Stated task:
Make an exact copy of all the records.

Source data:
· · ·

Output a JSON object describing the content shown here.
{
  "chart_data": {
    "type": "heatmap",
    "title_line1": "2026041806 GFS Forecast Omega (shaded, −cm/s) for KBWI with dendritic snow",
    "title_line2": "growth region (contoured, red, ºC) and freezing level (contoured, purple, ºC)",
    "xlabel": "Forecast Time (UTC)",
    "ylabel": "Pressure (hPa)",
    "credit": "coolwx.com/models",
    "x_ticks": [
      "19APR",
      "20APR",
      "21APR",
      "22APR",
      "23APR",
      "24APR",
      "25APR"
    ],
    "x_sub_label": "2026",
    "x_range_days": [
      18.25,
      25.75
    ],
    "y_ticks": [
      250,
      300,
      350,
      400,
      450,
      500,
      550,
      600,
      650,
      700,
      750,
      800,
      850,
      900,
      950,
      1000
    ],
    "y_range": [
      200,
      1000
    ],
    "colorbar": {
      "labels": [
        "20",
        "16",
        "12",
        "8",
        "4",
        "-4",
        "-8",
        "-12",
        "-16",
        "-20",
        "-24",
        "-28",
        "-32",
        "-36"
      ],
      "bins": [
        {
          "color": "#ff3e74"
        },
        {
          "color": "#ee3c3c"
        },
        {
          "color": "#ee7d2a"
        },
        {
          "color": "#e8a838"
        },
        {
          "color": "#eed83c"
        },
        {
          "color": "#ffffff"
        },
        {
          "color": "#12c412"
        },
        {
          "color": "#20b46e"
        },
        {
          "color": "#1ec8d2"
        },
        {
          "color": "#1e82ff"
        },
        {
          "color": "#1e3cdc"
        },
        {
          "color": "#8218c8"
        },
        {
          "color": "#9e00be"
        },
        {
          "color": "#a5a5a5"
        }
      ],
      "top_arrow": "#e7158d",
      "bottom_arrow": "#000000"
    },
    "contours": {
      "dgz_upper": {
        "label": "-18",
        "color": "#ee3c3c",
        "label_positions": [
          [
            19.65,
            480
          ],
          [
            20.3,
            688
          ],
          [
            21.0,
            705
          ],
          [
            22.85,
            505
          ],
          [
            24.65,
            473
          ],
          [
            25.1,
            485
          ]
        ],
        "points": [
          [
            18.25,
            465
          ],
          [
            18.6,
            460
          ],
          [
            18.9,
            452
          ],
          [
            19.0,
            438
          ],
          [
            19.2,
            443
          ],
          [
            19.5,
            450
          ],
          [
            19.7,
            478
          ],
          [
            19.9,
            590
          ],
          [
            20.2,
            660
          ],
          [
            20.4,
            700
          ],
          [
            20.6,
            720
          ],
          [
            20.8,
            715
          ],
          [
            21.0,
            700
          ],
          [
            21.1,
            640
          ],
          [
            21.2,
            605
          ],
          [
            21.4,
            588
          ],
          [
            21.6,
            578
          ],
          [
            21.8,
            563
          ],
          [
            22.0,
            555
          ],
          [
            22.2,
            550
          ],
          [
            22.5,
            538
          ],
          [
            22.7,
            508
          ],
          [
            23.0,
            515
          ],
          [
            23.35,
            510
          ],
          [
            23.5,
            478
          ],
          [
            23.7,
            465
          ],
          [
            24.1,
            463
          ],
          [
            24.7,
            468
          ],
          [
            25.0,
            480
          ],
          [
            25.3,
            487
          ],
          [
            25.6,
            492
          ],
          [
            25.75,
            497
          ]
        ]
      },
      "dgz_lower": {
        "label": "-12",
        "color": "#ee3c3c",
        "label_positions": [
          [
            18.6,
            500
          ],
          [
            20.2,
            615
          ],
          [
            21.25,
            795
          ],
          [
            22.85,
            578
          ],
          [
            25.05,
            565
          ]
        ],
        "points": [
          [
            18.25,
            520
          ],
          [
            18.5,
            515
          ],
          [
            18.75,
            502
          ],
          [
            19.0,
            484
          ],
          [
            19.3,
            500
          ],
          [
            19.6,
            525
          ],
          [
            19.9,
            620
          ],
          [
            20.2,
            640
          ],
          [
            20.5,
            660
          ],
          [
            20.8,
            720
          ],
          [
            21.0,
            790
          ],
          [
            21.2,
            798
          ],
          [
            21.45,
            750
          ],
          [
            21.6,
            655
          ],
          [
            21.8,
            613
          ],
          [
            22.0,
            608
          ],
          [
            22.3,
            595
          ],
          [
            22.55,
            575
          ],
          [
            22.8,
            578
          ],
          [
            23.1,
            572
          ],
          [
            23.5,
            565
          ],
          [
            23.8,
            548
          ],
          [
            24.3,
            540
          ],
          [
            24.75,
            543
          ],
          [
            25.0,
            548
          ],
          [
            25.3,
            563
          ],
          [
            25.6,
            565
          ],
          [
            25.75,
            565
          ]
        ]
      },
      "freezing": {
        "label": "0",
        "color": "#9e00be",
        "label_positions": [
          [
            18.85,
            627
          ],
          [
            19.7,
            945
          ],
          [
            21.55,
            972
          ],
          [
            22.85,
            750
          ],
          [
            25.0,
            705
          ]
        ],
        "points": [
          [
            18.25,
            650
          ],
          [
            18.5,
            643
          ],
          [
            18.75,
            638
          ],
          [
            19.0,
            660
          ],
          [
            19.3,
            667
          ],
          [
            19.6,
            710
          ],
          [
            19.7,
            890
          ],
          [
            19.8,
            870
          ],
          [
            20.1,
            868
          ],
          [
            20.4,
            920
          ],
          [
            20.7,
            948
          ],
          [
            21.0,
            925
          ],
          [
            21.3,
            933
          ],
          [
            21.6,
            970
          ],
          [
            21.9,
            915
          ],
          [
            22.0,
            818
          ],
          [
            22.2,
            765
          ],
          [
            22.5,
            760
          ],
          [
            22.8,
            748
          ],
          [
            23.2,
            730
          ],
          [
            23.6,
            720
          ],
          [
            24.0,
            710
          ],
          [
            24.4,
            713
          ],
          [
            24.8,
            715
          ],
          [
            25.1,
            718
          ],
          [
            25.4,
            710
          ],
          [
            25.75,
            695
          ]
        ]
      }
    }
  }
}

· · ·

Task result:
Output a JSON object describing the content shown here.
{
  "chart_data": {
    "type": "heatmap",
    "title_line1": "2026041806 GFS Forecast Omega (shaded, −cm/s) for KBWI with dendritic snow",
    "title_line2": "growth region (contoured, red, ºC) and freezing level (contoured, purple, ºC)",
    "xlabel": "Forecast Time (UTC)",
    "ylabel": "Pressure (hPa)",
    "credit": "coolwx.com/models",
    "x_ticks": [
      "19APR",
      "20APR",
      "21APR",
      "22APR",
      "23APR",
      "24APR",
      "25APR"
    ],
    "x_sub_label": "2026",
    "x_range_days": [
      18.25,
      25.75
    ],
    "y_ticks": [
      250,
      300,
      350,
      400,
      450,
      500,
      550,
      600,
      650,
      700,
      750,
      800,
      850,
      900,
      950,
      1000
    ],
    "y_range": [
      200,
      1000
    ],
    "colorbar": {
      "labels": [
        "20",
        "16",
        "12",
        "8",
        "4",
        "-4",
        "-8",
        "-12",
        "-16",
        "-20",
        "-24",
        "-28",
        "-32",
        "-36"
      ],
      "bins": [
        {
          "color": "#ff3e74"
        },
        {
          "color": "#ee3c3c"
        },
        {
          "color": "#ee7d2a"
        },
        {
          "color": "#e8a838"
        },
        {
          "color": "#eed83c"
        },
        {
          "color": "#ffffff"
        },
        {
          "color": "#12c412"
        },
        {
          "color": "#20b46e"
        },
        {
          "color": "#1ec8d2"
        },
        {
          "color": "#1e82ff"
        },
        {
          "color": "#1e3cdc"
        },
        {
          "color": "#8218c8"
        },
        {
          "color": "#9e00be"
        },
        {
          "color": "#a5a5a5"
        }
      ],
      "top_arrow": "#e7158d",
      "bottom_arrow": "#000000"
    },
    "contours": {
      "dgz_upper": {
        "label": "-18",
        "color": "#ee3c3c",
        "label_positions": [
          [
            19.65,
            480
          ],
          [
            20.3,
            688
          ],
          [
            21.0,
            705
          ],
          [
            22.85,
            505
          ],
          [
            24.65,
            473
          ],
          [
            25.1,
            485
          ]
        ],
        "points": [
          [
            18.25,
            465
          ],
          [
            18.6,
            460
          ],
          [
            18.9,
            452
          ],
          [
            19.0,
            438
          ],
          [
            19.2,
            443
          ],
          [
            19.5,
            450
          ],
          [
            19.7,
            478
          ],
          [
            19.9,
            590
          ],
          [
            20.2,
            660
          ],
          [
            20.4,
            700
          ],
          [
            20.6,
            720
          ],
          [
            20.8,
            715
          ],
          [
            21.0,
            700
          ],
          [
            21.1,
            640
          ],
          [
            21.2,
            605
          ],
          [
            21.4,
            588
          ],
          [
            21.6,
            578
          ],
          [
            21.8,
            563
          ],
          [
            22.0,
            555
          ],
          [
            22.2,
            550
          ],
          [
            22.5,
            538
          ],
          [
            22.7,
            508
          ],
          [
            23.0,
            515
          ],
          [
            23.35,
            510
          ],
          [
            23.5,
            478
          ],
          [
            23.7,
            465
          ],
          [
            24.1,
            463
          ],
          [
            24.7,
            468
          ],
          [
            25.0,
            480
          ],
          [
            25.3,
            487
          ],
          [
            25.6,
            492
          ],
          [
            25.75,
            497
          ]
        ]
      },
      "dgz_lower": {
        "label": "-12",
        "color": "#ee3c3c",
        "label_positions": [
          [
            18.6,
            500
          ],
          [
            20.2,
            615
          ],
          [
            21.25,
            795
          ],
          [
            22.85,
            578
          ],
          [
            25.05,
            565
          ]
        ],
        "points": [
          [
            18.25,
            520
          ],
          [
            18.5,
            515
          ],
          [
            18.75,
            502
          ],
          [
            19.0,
            484
          ],
          [
            19.3,
            500
          ],
          [
            19.6,
            525
          ],
          [
            19.9,
            620
          ],
          [
            20.2,
            640
          ],
          [
            20.5,
            660
          ],
          [
            20.8,
            720
          ],
          [
            21.0,
            790
          ],
          [
            21.2,
            798
          ],
          [
            21.45,
            750
          ],
          [
            21.6,
            655
          ],
          [
            21.8,
            613
          ],
          [
            22.0,
            608
          ],
          [
            22.3,
            595
          ],
          [
            22.55,
            575
          ],
          [
            22.8,
            578
          ],
          [
            23.1,
            572
          ],
          [
            23.5,
            565
          ],
          [
            23.8,
            548
          ],
          [
            24.3,
            540
          ],
          [
            24.75,
            543
          ],
          [
            25.0,
            548
          ],
          [
            25.3,
            563
          ],
          [
            25.6,
            565
          ],
          [
            25.75,
            565
          ]
        ]
      },
      "freezing": {
        "label": "0",
        "color": "#9e00be",
        "label_positions": [
          [
            18.85,
            627
          ],
          [
            19.7,
            945
          ],
          [
            21.55,
            972
          ],
          [
            22.85,
            750
          ],
          [
            25.0,
            705
          ]
        ],
        "points": [
          [
            18.25,
            650
          ],
          [
            18.5,
            643
          ],
          [
            18.75,
            638
          ],
          [
            19.0,
            660
          ],
          [
            19.3,
            667
          ],
          [
            19.6,
            710
          ],
          [
            19.7,
            890
          ],
          [
            19.8,
            870
          ],
          [
            20.1,
            868
          ],
          [
            20.4,
            920
          ],
          [
            20.7,
            948
          ],
          [
            21.0,
            925
          ],
          [
            21.3,
            933
          ],
          [
            21.6,
            970
          ],
          [
            21.9,
            915
          ],
          [
            22.0,
            818
          ],
          [
            22.2,
            765
          ],
          [
            22.5,
            760
          ],
          [
            22.8,
            748
          ],
          [
            23.2,
            730
          ],
          [
            23.6,
            720
          ],
          [
            24.0,
            710
          ],
          [
            24.4,
            713
          ],
          [
            24.8,
            715
          ],
          [
            25.1,
            718
          ],
          [
            25.4,
            710
          ],
          [
            25.75,
            695
          ]
        ]
      }
    }
  }
}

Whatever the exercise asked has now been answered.